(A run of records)
'''
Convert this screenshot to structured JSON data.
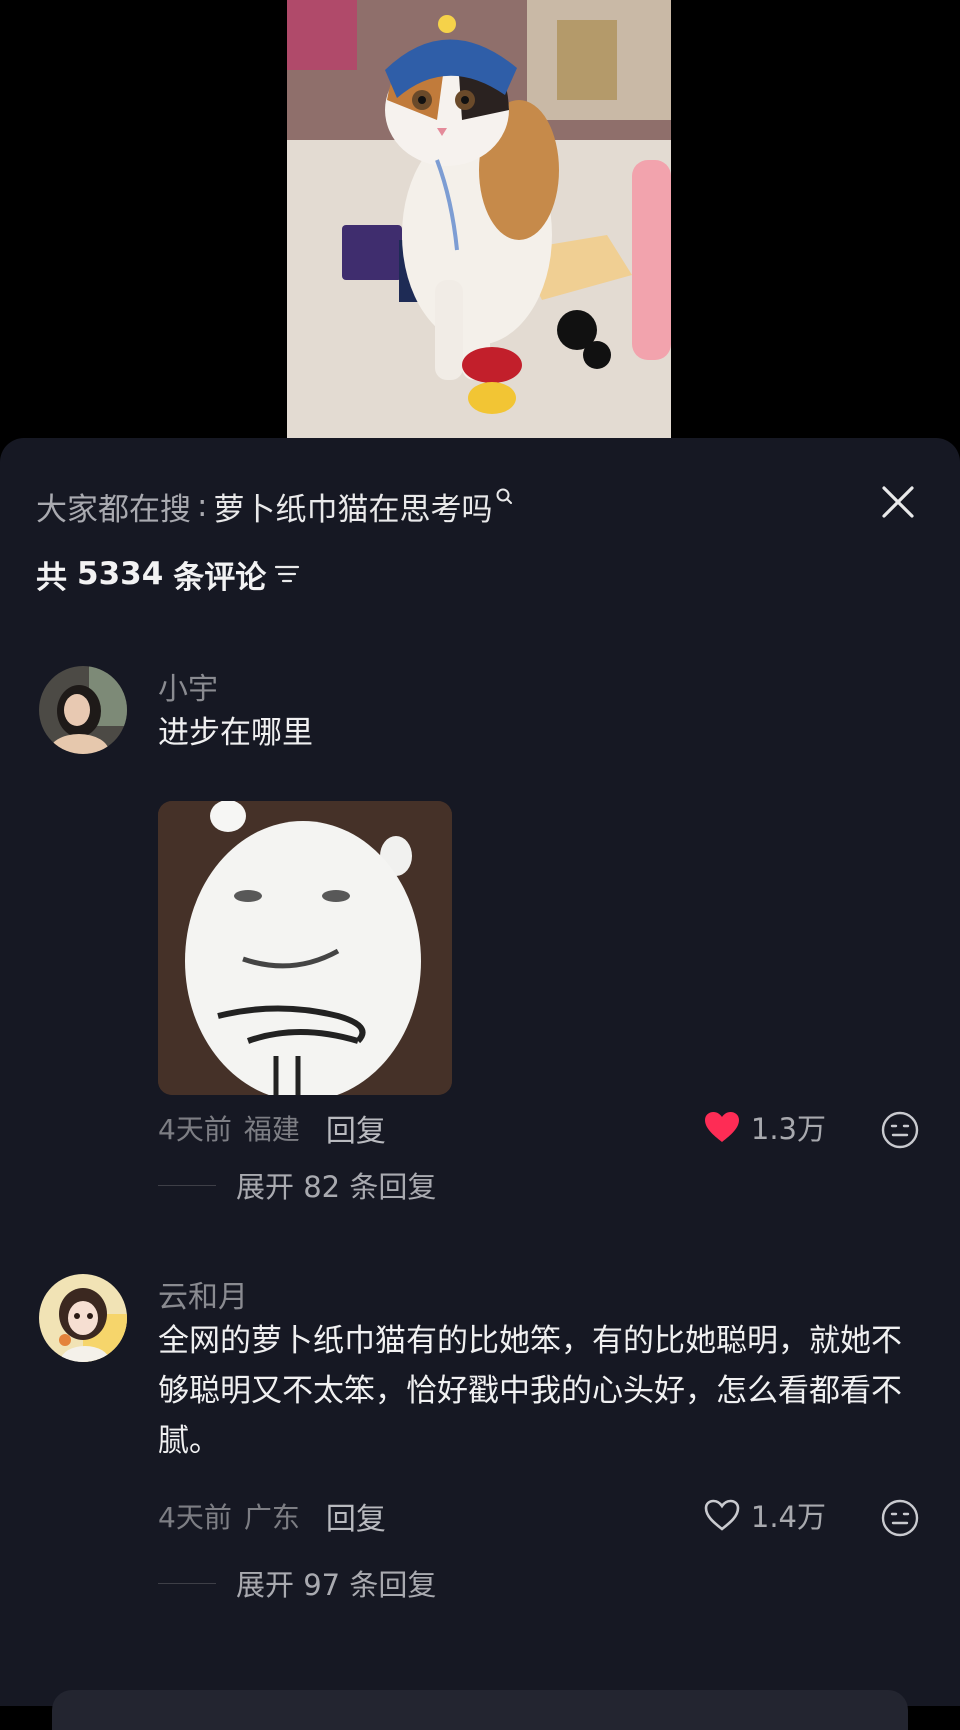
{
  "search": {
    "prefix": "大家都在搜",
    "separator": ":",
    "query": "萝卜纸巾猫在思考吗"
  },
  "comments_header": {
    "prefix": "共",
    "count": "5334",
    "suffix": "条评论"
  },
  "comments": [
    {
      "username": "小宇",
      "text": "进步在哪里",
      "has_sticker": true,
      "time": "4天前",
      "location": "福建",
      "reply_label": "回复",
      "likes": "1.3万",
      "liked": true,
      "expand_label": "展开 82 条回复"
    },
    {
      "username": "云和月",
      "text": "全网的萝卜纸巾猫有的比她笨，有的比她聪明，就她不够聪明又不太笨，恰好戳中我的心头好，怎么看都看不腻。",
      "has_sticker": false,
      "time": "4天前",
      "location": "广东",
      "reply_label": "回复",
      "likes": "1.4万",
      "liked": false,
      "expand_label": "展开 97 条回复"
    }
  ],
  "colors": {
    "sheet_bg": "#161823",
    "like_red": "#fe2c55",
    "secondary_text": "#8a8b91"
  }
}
'''
§ **Required task**
Transcribe all of the records above character for character. Exclude the pictures.

§ **Result below**
Convert this screenshot to structured JSON data.
{
  "search": {
    "prefix": "大家都在搜",
    "separator": ":",
    "query": "萝卜纸巾猫在思考吗"
  },
  "comments_header": {
    "prefix": "共",
    "count": "5334",
    "suffix": "条评论"
  },
  "comments": [
    {
      "username": "小宇",
      "text": "进步在哪里",
      "has_sticker": true,
      "time": "4天前",
      "location": "福建",
      "reply_label": "回复",
      "likes": "1.3万",
      "liked": true,
      "expand_label": "展开 82 条回复"
    },
    {
      "username": "云和月",
      "text": "全网的萝卜纸巾猫有的比她笨，有的比她聪明，就她不够聪明又不太笨，恰好戳中我的心头好，怎么看都看不腻。",
      "has_sticker": false,
      "time": "4天前",
      "location": "广东",
      "reply_label": "回复",
      "likes": "1.4万",
      "liked": false,
      "expand_label": "展开 97 条回复"
    }
  ],
  "colors": {
    "sheet_bg": "#161823",
    "like_red": "#fe2c55",
    "secondary_text": "#8a8b91"
  }
}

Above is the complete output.